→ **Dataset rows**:

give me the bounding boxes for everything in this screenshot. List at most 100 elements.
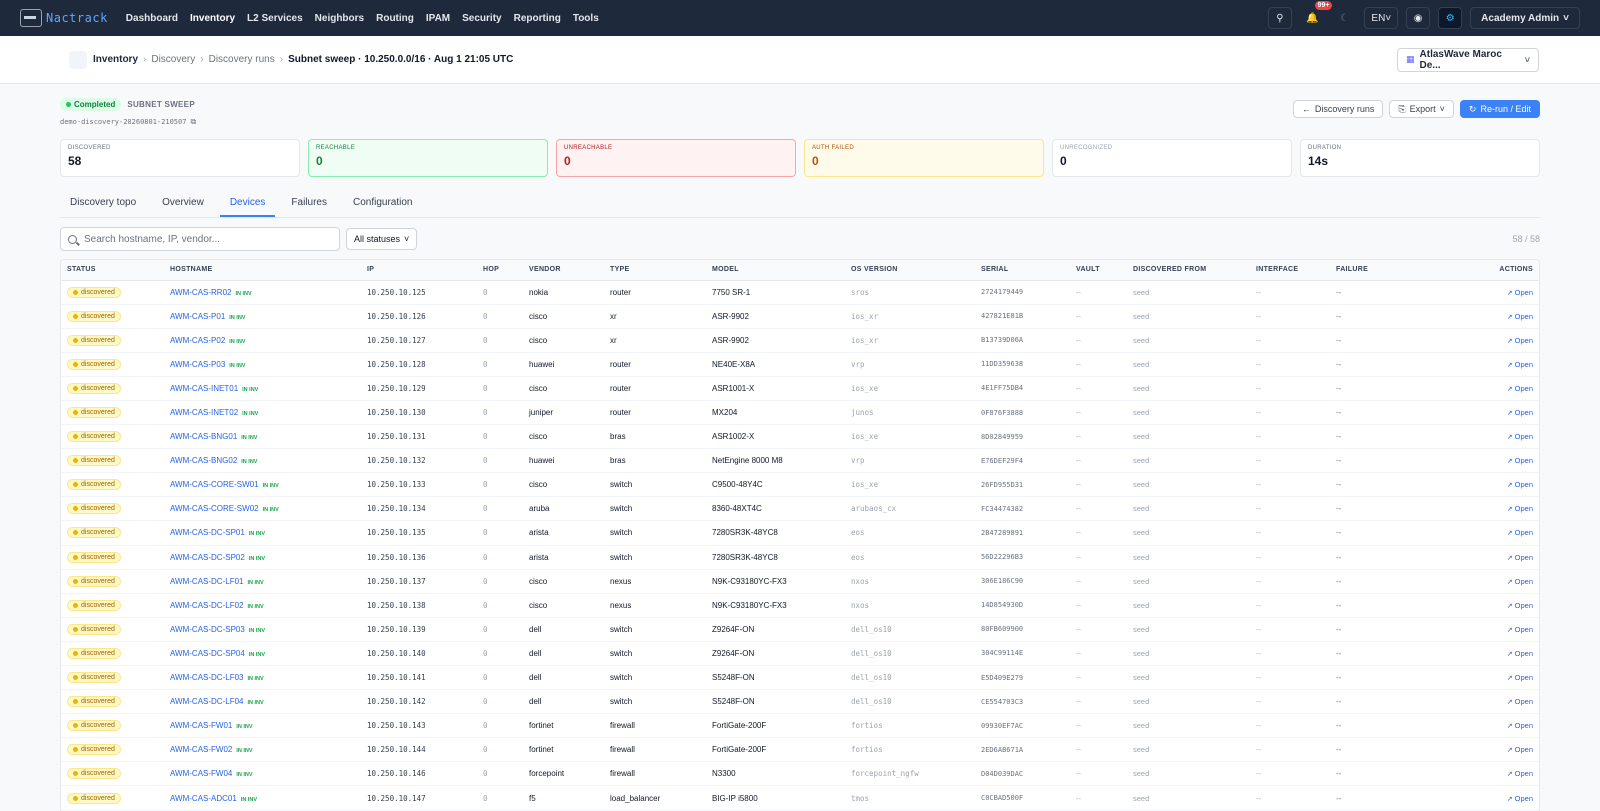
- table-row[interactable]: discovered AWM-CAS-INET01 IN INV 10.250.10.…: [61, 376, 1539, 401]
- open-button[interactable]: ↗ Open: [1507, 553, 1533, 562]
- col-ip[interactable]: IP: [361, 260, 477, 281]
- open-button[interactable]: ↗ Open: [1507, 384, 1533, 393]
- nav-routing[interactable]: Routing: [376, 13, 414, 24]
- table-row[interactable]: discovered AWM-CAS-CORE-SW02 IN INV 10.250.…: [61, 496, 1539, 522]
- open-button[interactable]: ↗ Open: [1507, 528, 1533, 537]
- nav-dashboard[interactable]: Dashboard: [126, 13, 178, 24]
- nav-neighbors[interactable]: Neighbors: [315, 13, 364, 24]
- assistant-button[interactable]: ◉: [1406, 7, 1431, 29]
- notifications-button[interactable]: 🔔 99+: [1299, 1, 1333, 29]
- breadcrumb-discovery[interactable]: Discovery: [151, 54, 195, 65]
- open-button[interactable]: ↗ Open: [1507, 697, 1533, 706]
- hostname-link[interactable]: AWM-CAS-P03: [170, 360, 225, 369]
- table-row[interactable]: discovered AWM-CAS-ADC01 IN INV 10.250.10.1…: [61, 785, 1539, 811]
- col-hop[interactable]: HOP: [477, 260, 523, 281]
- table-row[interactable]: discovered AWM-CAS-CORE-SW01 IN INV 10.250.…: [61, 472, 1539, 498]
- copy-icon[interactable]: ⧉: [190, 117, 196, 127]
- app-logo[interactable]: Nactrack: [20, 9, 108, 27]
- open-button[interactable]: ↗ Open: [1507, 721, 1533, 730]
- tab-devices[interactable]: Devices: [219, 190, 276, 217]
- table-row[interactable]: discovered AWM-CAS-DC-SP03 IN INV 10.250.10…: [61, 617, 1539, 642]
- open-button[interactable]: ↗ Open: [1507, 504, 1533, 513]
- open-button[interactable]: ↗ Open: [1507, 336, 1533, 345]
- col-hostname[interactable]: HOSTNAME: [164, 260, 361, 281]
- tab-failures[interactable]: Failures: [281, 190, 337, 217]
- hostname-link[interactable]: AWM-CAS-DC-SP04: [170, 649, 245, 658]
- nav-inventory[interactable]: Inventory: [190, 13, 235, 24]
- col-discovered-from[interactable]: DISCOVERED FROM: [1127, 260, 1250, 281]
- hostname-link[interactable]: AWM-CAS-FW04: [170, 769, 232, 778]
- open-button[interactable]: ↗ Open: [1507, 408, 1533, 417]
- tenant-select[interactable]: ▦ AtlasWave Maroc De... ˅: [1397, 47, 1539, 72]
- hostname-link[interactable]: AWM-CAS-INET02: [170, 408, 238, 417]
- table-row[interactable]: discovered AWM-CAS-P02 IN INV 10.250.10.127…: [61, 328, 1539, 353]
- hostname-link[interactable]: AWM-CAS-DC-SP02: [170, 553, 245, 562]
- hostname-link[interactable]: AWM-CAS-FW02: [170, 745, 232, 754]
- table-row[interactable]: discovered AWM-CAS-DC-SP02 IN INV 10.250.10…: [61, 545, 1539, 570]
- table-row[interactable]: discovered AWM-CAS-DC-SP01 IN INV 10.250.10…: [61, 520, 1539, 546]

→ **What to do**:
Reproduce the data above word for word, leaving the pictures out of your answer.

→ **Answer for this exercise**:
give me the bounding boxes for everything in this screenshot. List at most 100 elements.
- table-row[interactable]: discovered AWM-CAS-INET01 IN INV 10.250.10.…: [61, 376, 1539, 401]
- open-button[interactable]: ↗ Open: [1507, 553, 1533, 562]
- col-ip[interactable]: IP: [361, 260, 477, 281]
- open-button[interactable]: ↗ Open: [1507, 384, 1533, 393]
- nav-routing[interactable]: Routing: [376, 13, 414, 24]
- table-row[interactable]: discovered AWM-CAS-CORE-SW02 IN INV 10.250.…: [61, 496, 1539, 522]
- open-button[interactable]: ↗ Open: [1507, 528, 1533, 537]
- nav-dashboard[interactable]: Dashboard: [126, 13, 178, 24]
- nav-neighbors[interactable]: Neighbors: [315, 13, 364, 24]
- assistant-button[interactable]: ◉: [1406, 7, 1431, 29]
- notifications-button[interactable]: 🔔 99+: [1299, 1, 1333, 29]
- breadcrumb-discovery[interactable]: Discovery: [151, 54, 195, 65]
- open-button[interactable]: ↗ Open: [1507, 697, 1533, 706]
- hostname-link[interactable]: AWM-CAS-P03: [170, 360, 225, 369]
- table-row[interactable]: discovered AWM-CAS-ADC01 IN INV 10.250.10.1…: [61, 785, 1539, 811]
- col-hop[interactable]: HOP: [477, 260, 523, 281]
- table-row[interactable]: discovered AWM-CAS-CORE-SW01 IN INV 10.250.…: [61, 472, 1539, 498]
- copy-icon[interactable]: ⧉: [190, 117, 196, 127]
- app-logo[interactable]: Nactrack: [20, 9, 108, 27]
- open-button[interactable]: ↗ Open: [1507, 721, 1533, 730]
- tab-devices[interactable]: Devices: [219, 190, 276, 217]
- table-row[interactable]: discovered AWM-CAS-DC-SP03 IN INV 10.250.10…: [61, 617, 1539, 642]
- open-button[interactable]: ↗ Open: [1507, 504, 1533, 513]
- open-button[interactable]: ↗ Open: [1507, 336, 1533, 345]
- col-hostname[interactable]: HOSTNAME: [164, 260, 361, 281]
- tab-failures[interactable]: Failures: [281, 190, 337, 217]
- hostname-link[interactable]: AWM-CAS-DC-SP04: [170, 649, 245, 658]
- nav-inventory[interactable]: Inventory: [190, 13, 235, 24]
- col-discovered-from[interactable]: DISCOVERED FROM: [1127, 260, 1250, 281]
- hostname-link[interactable]: AWM-CAS-FW04: [170, 769, 232, 778]
- open-button[interactable]: ↗ Open: [1507, 408, 1533, 417]
- tenant-select[interactable]: ▦ AtlasWave Maroc De... ˅: [1397, 47, 1539, 72]
- hostname-link[interactable]: AWM-CAS-INET02: [170, 408, 238, 417]
- table-row[interactable]: discovered AWM-CAS-P02 IN INV 10.250.10.127…: [61, 328, 1539, 353]
- hostname-link[interactable]: AWM-CAS-DC-SP02: [170, 553, 245, 562]
- hostname-link[interactable]: AWM-CAS-FW02: [170, 745, 232, 754]
- table-row[interactable]: discovered AWM-CAS-DC-SP02 IN INV 10.250.10…: [61, 545, 1539, 570]
- table-row[interactable]: discovered AWM-CAS-DC-SP01 IN INV 10.250.10…: [61, 520, 1539, 546]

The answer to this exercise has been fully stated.